[Annotation data for visual layout]
======

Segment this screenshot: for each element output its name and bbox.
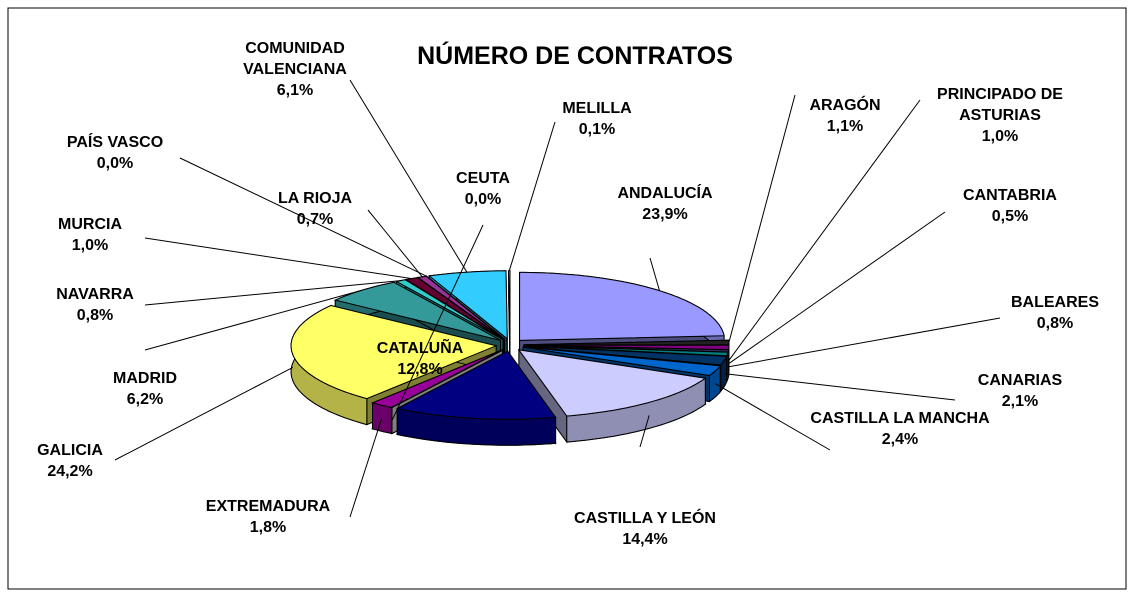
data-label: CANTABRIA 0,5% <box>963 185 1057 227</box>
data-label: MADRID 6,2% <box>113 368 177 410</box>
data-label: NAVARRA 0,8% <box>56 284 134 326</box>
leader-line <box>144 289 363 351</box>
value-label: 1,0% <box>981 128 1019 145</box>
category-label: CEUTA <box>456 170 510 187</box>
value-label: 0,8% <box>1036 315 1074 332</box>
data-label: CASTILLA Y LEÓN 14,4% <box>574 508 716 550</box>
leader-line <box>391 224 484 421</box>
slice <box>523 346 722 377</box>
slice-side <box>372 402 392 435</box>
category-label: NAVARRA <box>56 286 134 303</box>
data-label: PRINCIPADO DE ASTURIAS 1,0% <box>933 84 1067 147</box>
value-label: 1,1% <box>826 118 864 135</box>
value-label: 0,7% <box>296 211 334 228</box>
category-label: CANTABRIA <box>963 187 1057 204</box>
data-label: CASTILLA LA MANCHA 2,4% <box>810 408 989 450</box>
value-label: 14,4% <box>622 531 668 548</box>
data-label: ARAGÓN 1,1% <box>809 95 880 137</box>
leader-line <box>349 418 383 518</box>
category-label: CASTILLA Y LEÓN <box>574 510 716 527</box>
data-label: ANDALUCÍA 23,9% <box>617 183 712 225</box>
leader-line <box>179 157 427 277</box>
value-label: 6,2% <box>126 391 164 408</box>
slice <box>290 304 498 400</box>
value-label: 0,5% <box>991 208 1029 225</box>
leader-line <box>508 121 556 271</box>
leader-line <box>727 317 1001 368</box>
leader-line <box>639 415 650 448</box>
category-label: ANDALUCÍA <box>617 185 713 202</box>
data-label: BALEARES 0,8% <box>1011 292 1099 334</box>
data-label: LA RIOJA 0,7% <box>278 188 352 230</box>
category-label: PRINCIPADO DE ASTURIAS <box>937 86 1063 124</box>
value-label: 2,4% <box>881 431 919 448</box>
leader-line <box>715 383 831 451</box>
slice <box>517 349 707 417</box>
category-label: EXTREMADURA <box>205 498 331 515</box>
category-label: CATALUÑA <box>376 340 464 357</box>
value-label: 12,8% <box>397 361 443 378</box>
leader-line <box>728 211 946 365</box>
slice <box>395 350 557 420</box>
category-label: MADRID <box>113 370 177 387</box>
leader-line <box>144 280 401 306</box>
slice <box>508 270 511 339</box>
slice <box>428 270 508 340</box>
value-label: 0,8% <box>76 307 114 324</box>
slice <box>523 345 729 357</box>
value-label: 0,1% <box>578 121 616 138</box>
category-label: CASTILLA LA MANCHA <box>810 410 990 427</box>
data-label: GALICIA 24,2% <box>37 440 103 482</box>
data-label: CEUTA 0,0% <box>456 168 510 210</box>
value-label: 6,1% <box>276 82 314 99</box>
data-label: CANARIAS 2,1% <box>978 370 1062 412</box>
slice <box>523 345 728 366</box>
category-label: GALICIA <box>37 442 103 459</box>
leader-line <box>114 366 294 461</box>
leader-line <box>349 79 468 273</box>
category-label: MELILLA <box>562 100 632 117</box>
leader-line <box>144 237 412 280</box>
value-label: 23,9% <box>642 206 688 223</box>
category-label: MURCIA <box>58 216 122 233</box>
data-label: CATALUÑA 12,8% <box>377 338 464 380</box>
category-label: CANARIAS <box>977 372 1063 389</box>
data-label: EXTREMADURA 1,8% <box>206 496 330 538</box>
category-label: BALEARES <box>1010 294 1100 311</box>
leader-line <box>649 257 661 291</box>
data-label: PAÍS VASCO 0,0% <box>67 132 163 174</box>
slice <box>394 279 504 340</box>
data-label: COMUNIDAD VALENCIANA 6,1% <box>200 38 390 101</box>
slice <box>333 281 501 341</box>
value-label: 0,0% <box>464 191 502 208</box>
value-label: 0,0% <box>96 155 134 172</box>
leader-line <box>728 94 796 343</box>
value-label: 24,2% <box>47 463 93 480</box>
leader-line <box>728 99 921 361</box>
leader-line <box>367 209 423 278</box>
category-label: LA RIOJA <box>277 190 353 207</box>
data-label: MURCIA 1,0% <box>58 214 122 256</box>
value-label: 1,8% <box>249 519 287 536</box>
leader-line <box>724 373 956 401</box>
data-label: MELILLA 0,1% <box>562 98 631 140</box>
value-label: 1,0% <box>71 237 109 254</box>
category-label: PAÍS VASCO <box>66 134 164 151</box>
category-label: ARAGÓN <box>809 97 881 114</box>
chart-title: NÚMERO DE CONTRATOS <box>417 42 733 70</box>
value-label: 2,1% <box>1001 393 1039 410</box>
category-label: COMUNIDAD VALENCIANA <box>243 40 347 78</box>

======

> **Exercise requirements**:
Reproduce the entire listing above line for line, but leave out the picture.

> **The answer**:
Segment this screenshot: for each element output its name and bbox.
data-label: CANTABRIA 0,5% <box>963 185 1057 227</box>
data-label: MADRID 6,2% <box>113 368 177 410</box>
data-label: NAVARRA 0,8% <box>56 284 134 326</box>
leader-line <box>144 289 363 351</box>
value-label: 1,0% <box>981 128 1019 145</box>
category-label: CEUTA <box>456 170 510 187</box>
value-label: 0,8% <box>1036 315 1074 332</box>
data-label: CASTILLA Y LEÓN 14,4% <box>574 508 716 550</box>
leader-line <box>391 224 484 421</box>
slice <box>523 346 722 377</box>
slice-side <box>372 402 392 435</box>
category-label: NAVARRA <box>56 286 134 303</box>
data-label: PRINCIPADO DE ASTURIAS 1,0% <box>933 84 1067 147</box>
value-label: 1,1% <box>826 118 864 135</box>
value-label: 0,7% <box>296 211 334 228</box>
category-label: CANTABRIA <box>963 187 1057 204</box>
data-label: CASTILLA LA MANCHA 2,4% <box>810 408 989 450</box>
value-label: 14,4% <box>622 531 668 548</box>
data-label: ARAGÓN 1,1% <box>809 95 880 137</box>
leader-line <box>349 418 383 518</box>
category-label: CASTILLA Y LEÓN <box>574 510 716 527</box>
data-label: ANDALUCÍA 23,9% <box>617 183 712 225</box>
leader-line <box>179 157 427 277</box>
value-label: 6,2% <box>126 391 164 408</box>
slice <box>290 304 498 400</box>
value-label: 0,5% <box>991 208 1029 225</box>
leader-line <box>508 121 556 271</box>
leader-line <box>727 317 1001 368</box>
leader-line <box>639 415 650 448</box>
category-label: ANDALUCÍA <box>617 185 713 202</box>
data-label: BALEARES 0,8% <box>1011 292 1099 334</box>
data-label: LA RIOJA 0,7% <box>278 188 352 230</box>
category-label: PRINCIPADO DE ASTURIAS <box>937 86 1063 124</box>
value-label: 2,4% <box>881 431 919 448</box>
leader-line <box>715 383 831 451</box>
slice <box>517 349 707 417</box>
category-label: EXTREMADURA <box>205 498 331 515</box>
category-label: CATALUÑA <box>376 340 464 357</box>
value-label: 12,8% <box>397 361 443 378</box>
leader-line <box>728 211 946 365</box>
slice <box>395 350 557 420</box>
category-label: MADRID <box>113 370 177 387</box>
leader-line <box>144 280 401 306</box>
slice <box>508 270 511 339</box>
slice <box>428 270 508 340</box>
value-label: 0,8% <box>76 307 114 324</box>
slice <box>523 345 729 357</box>
value-label: 0,1% <box>578 121 616 138</box>
category-label: CASTILLA LA MANCHA <box>810 410 990 427</box>
data-label: GALICIA 24,2% <box>37 440 103 482</box>
data-label: CEUTA 0,0% <box>456 168 510 210</box>
value-label: 6,1% <box>276 82 314 99</box>
data-label: CANARIAS 2,1% <box>978 370 1062 412</box>
slice <box>523 345 728 366</box>
category-label: GALICIA <box>37 442 103 459</box>
leader-line <box>114 366 294 461</box>
leader-line <box>349 79 468 273</box>
category-label: MELILLA <box>562 100 632 117</box>
leader-line <box>144 237 412 280</box>
value-label: 23,9% <box>642 206 688 223</box>
category-label: MURCIA <box>58 216 122 233</box>
data-label: CATALUÑA 12,8% <box>377 338 464 380</box>
category-label: CANARIAS <box>977 372 1063 389</box>
data-label: EXTREMADURA 1,8% <box>206 496 330 538</box>
category-label: BALEARES <box>1010 294 1100 311</box>
leader-line <box>649 257 661 291</box>
data-label: PAÍS VASCO 0,0% <box>67 132 163 174</box>
slice <box>394 279 504 340</box>
data-label: COMUNIDAD VALENCIANA 6,1% <box>200 38 390 101</box>
slice <box>333 281 501 341</box>
value-label: 0,0% <box>464 191 502 208</box>
value-label: 0,0% <box>96 155 134 172</box>
leader-line <box>728 94 796 343</box>
value-label: 24,2% <box>47 463 93 480</box>
leader-line <box>728 99 921 361</box>
leader-line <box>367 209 423 278</box>
category-label: LA RIOJA <box>277 190 353 207</box>
data-label: MURCIA 1,0% <box>58 214 122 256</box>
value-label: 1,8% <box>249 519 287 536</box>
leader-line <box>724 373 956 401</box>
data-label: MELILLA 0,1% <box>562 98 631 140</box>
value-label: 1,0% <box>71 237 109 254</box>
category-label: PAÍS VASCO <box>66 134 164 151</box>
category-label: ARAGÓN <box>809 97 881 114</box>
chart-title: NÚMERO DE CONTRATOS <box>417 42 733 70</box>
value-label: 2,1% <box>1001 393 1039 410</box>
category-label: COMUNIDAD VALENCIANA <box>243 40 347 78</box>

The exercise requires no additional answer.